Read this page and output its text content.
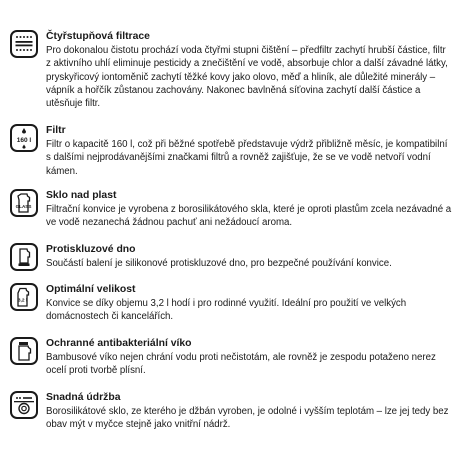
Čtyřstupňová filtrace

Pro dokonalou čistotu prochází voda čtyřmi stupni čištění – předfiltr zachytí hrubší částice, filtr z aktivního uhlí eliminuje pesticidy a znečištění ve vodě, absorbuje chlor a další závadné látky, pryskyřicový iontoměnič zachytí těžké kovy jako olovo, měď a hliník, ale důležité minerály – vápník a hořčík zůstanou zachovány. Nakonec bavlněná síťovina zachytí další částice a utěsňuje filtr.

160 l

Filtr

Filtr o kapacitě 160 l, což při běžné spotřebě představuje výdrž přibližně měsíc, je kompatibilní s dalšími nejprodávanějšími značkami filtrů a rovněž zajišťuje, že se ve vodě netvoří vodní kámen.

GLASS

Sklo nad plast

Filtrační konvice je vyrobena z borosilikátového skla, které je oproti plastům zcela nezávadné a ve vodě nezanechá žádnou pachuť ani nežádoucí aroma.

Protiskluzové dno

Součástí balení je silikonové protiskluzové dno, pro bezpečné používání konvice.

3,2 l

Optimální velikost

Konvice se díky objemu 3,2 l hodí i pro rodinné využití. Ideální pro použití ve velkých domácnostech či kancelářích.

Ochranné antibakteriální víko

Bambusové víko nejen chrání vodu proti nečistotám, ale rovněž je zespodu potaženo nerez ocelí proti tvorbě plísní.

Snadná údržba

Borosilikátové sklo, ze kterého je džbán vyroben, je odolné i vyšším teplotám – lze jej tedy bez obav mýt v myčce stejně jako vnitřní nádrž.
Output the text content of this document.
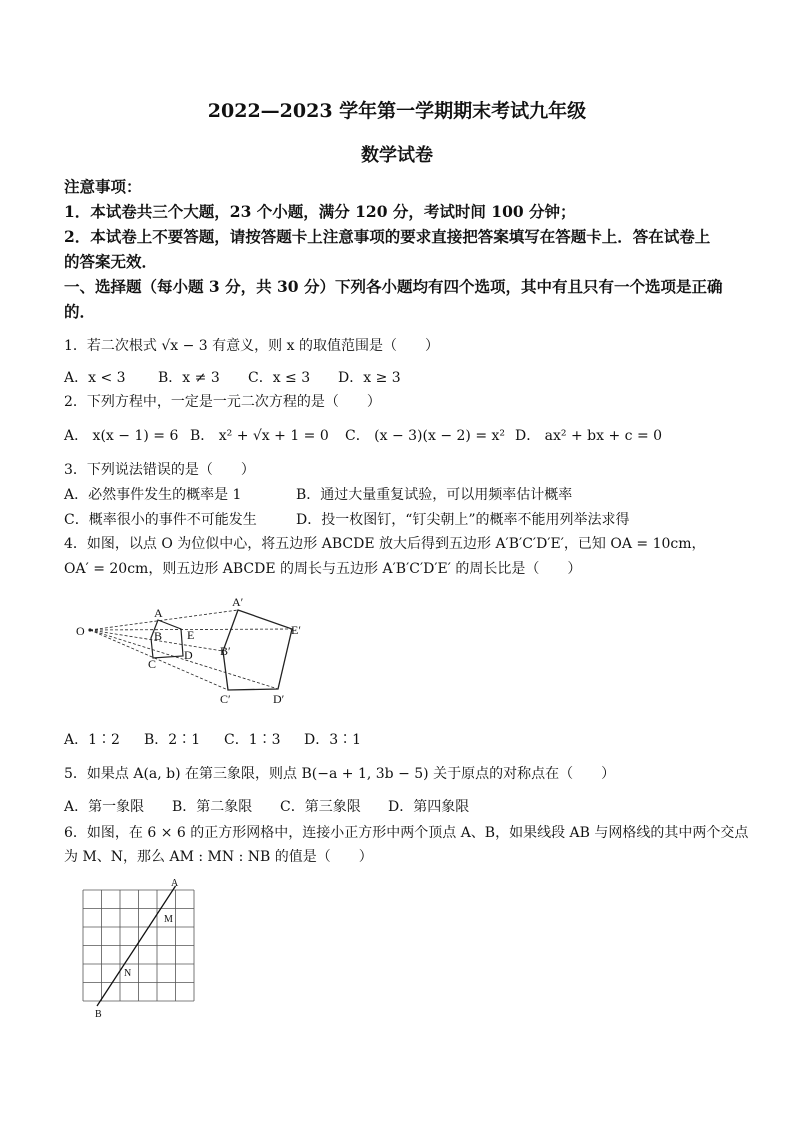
2022—2023 学年第一学期期末考试九年级
数学试卷
注意事项：
1．本试卷共三个大题，23 个小题，满分 120 分，考试时间 100 分钟；
2．本试卷上不要答题，请按答题卡上注意事项的要求直接把答案填写在答题卡上．答在试卷上
的答案无效．
一、选择题（每小题 3 分，共 30 分）下列各小题均有四个选项，其中有且只有一个选项是正确
的．
1．若二次根式 √x − 3 有意义，则 x 的取值范围是（　　）
A．x < 3 B．x ≠ 3 C．x ≤ 3 D．x ≥ 3
2．下列方程中，一定是一元二次方程的是（　　）
A． x(x − 1) = 6 B． x² + √x + 1 = 0 C． (x − 3)(x − 2) = x² D． ax² + bx + c = 0
3．下列说法错误的是（　　）
A．必然事件发生的概率是 1	B．通过大量重复试验，可以用频率估计概率
C．概率很小的事件不可能发生	D．投一枚图钉，“钉尖朝上”的概率不能用列举法求得
4．如图，以点 O 为位似中心，将五边形 ABCDE 放大后得到五边形 A′B′C′D′E′，已知 OA = 10cm，
OA′ = 20cm，则五边形 ABCDE 的周长与五边形 A′B′C′D′E′ 的周长比是（　　）
O
A
B
C
D
E
A′
B′
C′	D′
E′
A．1∶2 B．2∶1 C．1∶3 D．3∶1
5．如果点 A(a, b) 在第三象限，则点 B(−a + 1, 3b − 5) 关于原点的对称点在（　　）
A．第一象限 B．第二象限 C．第三象限 D．第四象限
6．如图，在 6 × 6 的正方形网格中，连接小正方形中两个顶点 A、B，如果线段 AB 与网格线的其中两个交点
为 M、N，那么 AM : MN : NB 的值是（　　）
A
M
N
B
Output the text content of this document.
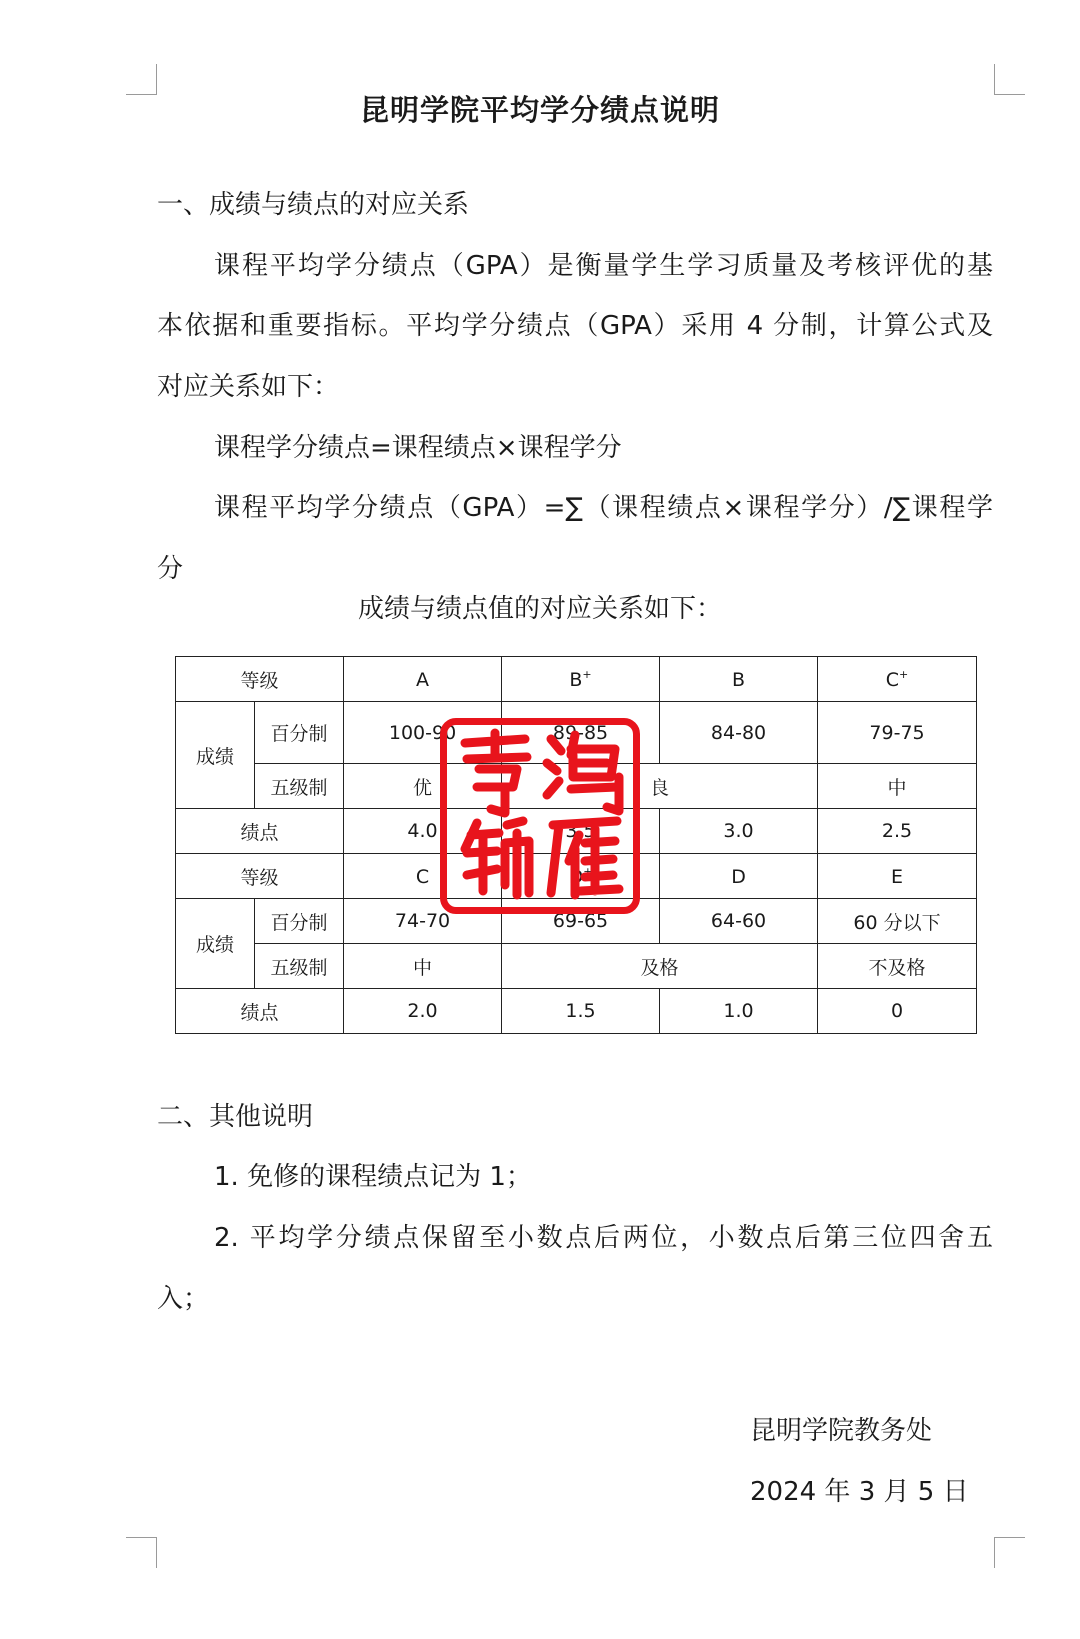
昆明学院平均学分绩点说明
一、成绩与绩点的对应关系
课程平均学分绩点（GPA）是衡量学生学习质量及考核评优的基
本依据和重要指标。平均学分绩点（GPA）采用 4 分制，计算公式及
对应关系如下：
课程学分绩点=课程绩点×课程学分
课程平均学分绩点（GPA）=∑（课程绩点×课程学分）/∑课程学
分
成绩与绩点值的对应关系如下：
等级		A	B+	B	C+
成绩	百分制	100-90	89-85	84-80	79-75
	五级制	优	良		中
绩点		4.0	3.5	3.0	2.5
等级		C	D+	D	E
成绩	百分制	74-70	69-65	64-60	60 分以下
	五级制	中	及格		不及格
绩点		2.0	1.5	1.0	0
二、其他说明
1. 免修的课程绩点记为 1；
2. 平均学分绩点保留至小数点后两位，小数点后第三位四舍五
入；
昆明学院教务处
2024 年 3 月 5 日
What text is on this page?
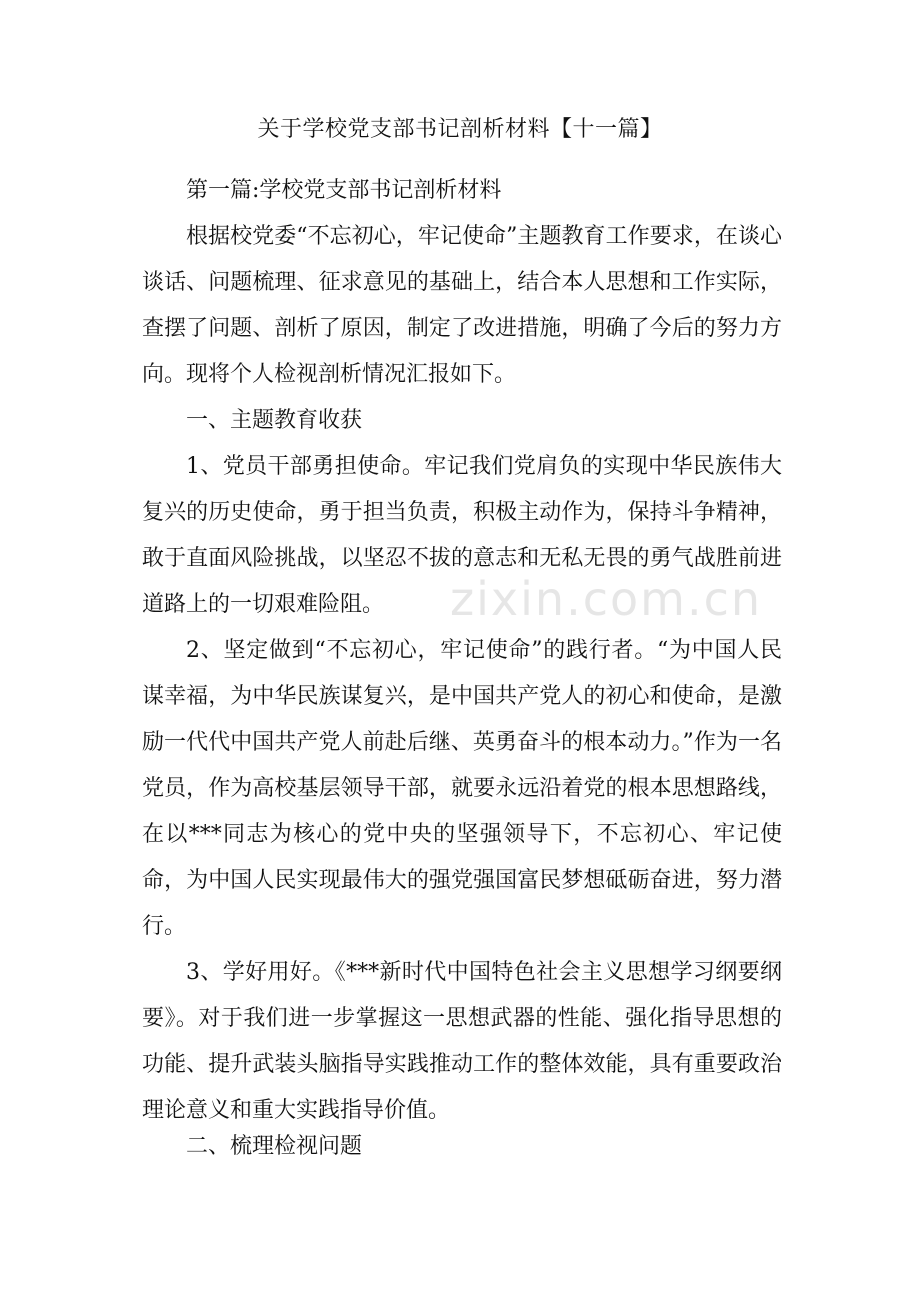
zixin.com.cn
关于学校党支部书记剖析材料【十一篇】

第一篇:学校党支部书记剖析材料

根据校党委“不忘初心，牢记使命”主题教育工作要求，在谈心谈话、问题梳理、征求意见的基础上，结合本人思想和工作实际，查摆了问题、剖析了原因，制定了改进措施，明确了今后的努力方向。现将个人检视剖析情况汇报如下。

一、主题教育收获

1、党员干部勇担使命。牢记我们党肩负的实现中华民族伟大复兴的历史使命，勇于担当负责，积极主动作为，保持斗争精神，敢于直面风险挑战，以坚忍不拔的意志和无私无畏的勇气战胜前进道路上的一切艰难险阻。

2、坚定做到“不忘初心，牢记使命”的践行者。“为中国人民谋幸福，为中华民族谋复兴，是中国共产党人的初心和使命，是激励一代代中国共产党人前赴后继、英勇奋斗的根本动力。”作为一名党员，作为高校基层领导干部，就要永远沿着党的根本思想路线，在以***同志为核心的党中央的坚强领导下，不忘初心、牢记使命，为中国人民实现最伟大的强党强国富民梦想砥砺奋进，努力潜行。

3、学好用好。《***新时代中国特色社会主义思想学习纲要纲要》。对于我们进一步掌握这一思想武器的性能、强化指导思想的功能、提升武装头脑指导实践推动工作的整体效能，具有重要政治理论意义和重大实践指导价值。

二、梳理检视问题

> **Direction**
Take every line from the data that contains the word "jako".

> **The response**
Pro dokonalou čistotu prochází voda čtyřmi stupni čištění – předfiltr zachytí hrubší částice, filtr z aktivního uhlí eliminuje pesticidy a znečištění ve vodě, absorbuje chlor a další závadné látky, pryskyřicový iontoměnič zachytí těžké kovy jako olovo, měď a hliník, ale důležité minerály – vápník a hořčík zůstanou zachovány. Nakonec bavlněná síťovina zachytí další částice a utěsňuje filtr.
Borosilikátové sklo, ze kterého je džbán vyroben, je odolné i vyšším teplotám – lze jej tedy bez obav mýt v myčce stejně jako vnitřní nádrž.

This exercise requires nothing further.